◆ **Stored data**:

■ ■ ■ ■ ■

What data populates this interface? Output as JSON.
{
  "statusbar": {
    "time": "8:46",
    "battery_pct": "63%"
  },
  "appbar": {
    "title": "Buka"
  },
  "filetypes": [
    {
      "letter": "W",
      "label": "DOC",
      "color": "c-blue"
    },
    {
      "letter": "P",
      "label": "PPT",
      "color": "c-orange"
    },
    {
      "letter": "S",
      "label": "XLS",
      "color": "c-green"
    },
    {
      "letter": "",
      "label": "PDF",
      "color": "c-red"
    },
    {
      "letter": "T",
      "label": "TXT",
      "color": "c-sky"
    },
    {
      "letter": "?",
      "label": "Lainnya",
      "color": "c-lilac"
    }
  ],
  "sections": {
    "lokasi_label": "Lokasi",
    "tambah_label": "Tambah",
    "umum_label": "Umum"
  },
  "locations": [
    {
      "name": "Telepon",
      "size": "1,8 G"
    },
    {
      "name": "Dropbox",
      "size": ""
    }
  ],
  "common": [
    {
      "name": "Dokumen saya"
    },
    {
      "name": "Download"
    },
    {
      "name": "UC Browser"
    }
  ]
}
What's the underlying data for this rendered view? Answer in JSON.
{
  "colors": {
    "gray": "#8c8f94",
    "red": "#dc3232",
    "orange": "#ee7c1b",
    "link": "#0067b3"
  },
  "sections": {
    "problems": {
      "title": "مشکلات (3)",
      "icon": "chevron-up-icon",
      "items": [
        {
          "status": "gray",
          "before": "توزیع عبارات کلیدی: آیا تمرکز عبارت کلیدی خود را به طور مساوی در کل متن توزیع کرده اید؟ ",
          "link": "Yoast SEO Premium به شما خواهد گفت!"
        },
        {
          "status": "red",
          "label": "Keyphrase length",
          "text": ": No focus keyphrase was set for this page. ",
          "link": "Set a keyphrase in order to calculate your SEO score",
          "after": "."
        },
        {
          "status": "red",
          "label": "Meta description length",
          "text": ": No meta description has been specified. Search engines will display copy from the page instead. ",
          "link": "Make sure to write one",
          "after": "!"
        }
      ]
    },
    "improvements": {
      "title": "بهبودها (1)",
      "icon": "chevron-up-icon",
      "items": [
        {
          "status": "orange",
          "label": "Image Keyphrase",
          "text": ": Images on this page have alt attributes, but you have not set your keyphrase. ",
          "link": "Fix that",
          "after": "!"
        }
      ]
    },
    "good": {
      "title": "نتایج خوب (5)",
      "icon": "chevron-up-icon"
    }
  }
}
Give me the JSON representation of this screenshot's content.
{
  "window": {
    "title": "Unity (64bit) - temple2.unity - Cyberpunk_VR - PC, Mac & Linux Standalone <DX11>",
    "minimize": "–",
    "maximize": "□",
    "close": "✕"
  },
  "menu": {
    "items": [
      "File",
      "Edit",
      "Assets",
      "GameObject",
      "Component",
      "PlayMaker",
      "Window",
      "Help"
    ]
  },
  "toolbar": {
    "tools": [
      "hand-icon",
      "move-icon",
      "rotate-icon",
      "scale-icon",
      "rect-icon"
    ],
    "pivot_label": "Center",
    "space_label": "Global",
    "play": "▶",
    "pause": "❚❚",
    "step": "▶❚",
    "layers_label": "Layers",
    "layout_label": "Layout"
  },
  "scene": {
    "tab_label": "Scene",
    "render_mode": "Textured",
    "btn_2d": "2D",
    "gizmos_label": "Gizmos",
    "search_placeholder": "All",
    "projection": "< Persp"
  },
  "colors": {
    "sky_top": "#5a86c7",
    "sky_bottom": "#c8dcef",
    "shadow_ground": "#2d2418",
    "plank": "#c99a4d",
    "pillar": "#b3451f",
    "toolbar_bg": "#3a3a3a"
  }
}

■ ■ ■ ■ ■

◆ **WHAT YOU NEED TO DO**: Pull out each line holding the string "page".

◆ **ANSWER**:
          "text": ": No focus keyphrase was set for this page. ",
          "text": ": No meta description has been specified. Search engines will display copy from the page instead. ",
          "text": ": Images on this page have alt attributes, but you have not set your keyphrase. ",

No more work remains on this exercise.